**Your task**
The records are to be restated in their entirety, word for word.

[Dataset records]
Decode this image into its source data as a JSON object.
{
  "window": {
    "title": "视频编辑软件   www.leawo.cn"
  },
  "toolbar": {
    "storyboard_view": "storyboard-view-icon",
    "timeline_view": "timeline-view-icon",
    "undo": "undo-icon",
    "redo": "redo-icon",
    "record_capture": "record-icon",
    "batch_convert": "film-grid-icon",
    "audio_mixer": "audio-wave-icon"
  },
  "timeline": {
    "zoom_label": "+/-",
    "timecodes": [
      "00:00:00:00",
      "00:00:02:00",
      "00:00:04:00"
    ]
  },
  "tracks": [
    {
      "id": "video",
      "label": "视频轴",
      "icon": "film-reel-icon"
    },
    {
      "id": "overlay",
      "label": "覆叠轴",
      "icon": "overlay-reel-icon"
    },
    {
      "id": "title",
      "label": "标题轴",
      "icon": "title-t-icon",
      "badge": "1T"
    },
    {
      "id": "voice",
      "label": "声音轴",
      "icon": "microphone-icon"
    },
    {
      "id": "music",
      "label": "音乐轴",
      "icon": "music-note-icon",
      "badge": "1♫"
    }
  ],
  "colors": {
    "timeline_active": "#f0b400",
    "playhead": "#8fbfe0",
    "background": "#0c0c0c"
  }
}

**Expected answer**
Decode this image into its source data as a JSON object.
{
  "window": {
    "title": "视频编辑软件   www.leawo.cn"
  },
  "toolbar": {
    "storyboard_view": "storyboard-view-icon",
    "timeline_view": "timeline-view-icon",
    "undo": "undo-icon",
    "redo": "redo-icon",
    "record_capture": "record-icon",
    "batch_convert": "film-grid-icon",
    "audio_mixer": "audio-wave-icon"
  },
  "timeline": {
    "zoom_label": "+/-",
    "timecodes": [
      "00:00:00:00",
      "00:00:02:00",
      "00:00:04:00"
    ]
  },
  "tracks": [
    {
      "id": "video",
      "label": "视频轴",
      "icon": "film-reel-icon"
    },
    {
      "id": "overlay",
      "label": "覆叠轴",
      "icon": "overlay-reel-icon"
    },
    {
      "id": "title",
      "label": "标题轴",
      "icon": "title-t-icon",
      "badge": "1T"
    },
    {
      "id": "voice",
      "label": "声音轴",
      "icon": "microphone-icon"
    },
    {
      "id": "music",
      "label": "音乐轴",
      "icon": "music-note-icon",
      "badge": "1♫"
    }
  ],
  "colors": {
    "timeline_active": "#f0b400",
    "playhead": "#8fbfe0",
    "background": "#0c0c0c"
  }
}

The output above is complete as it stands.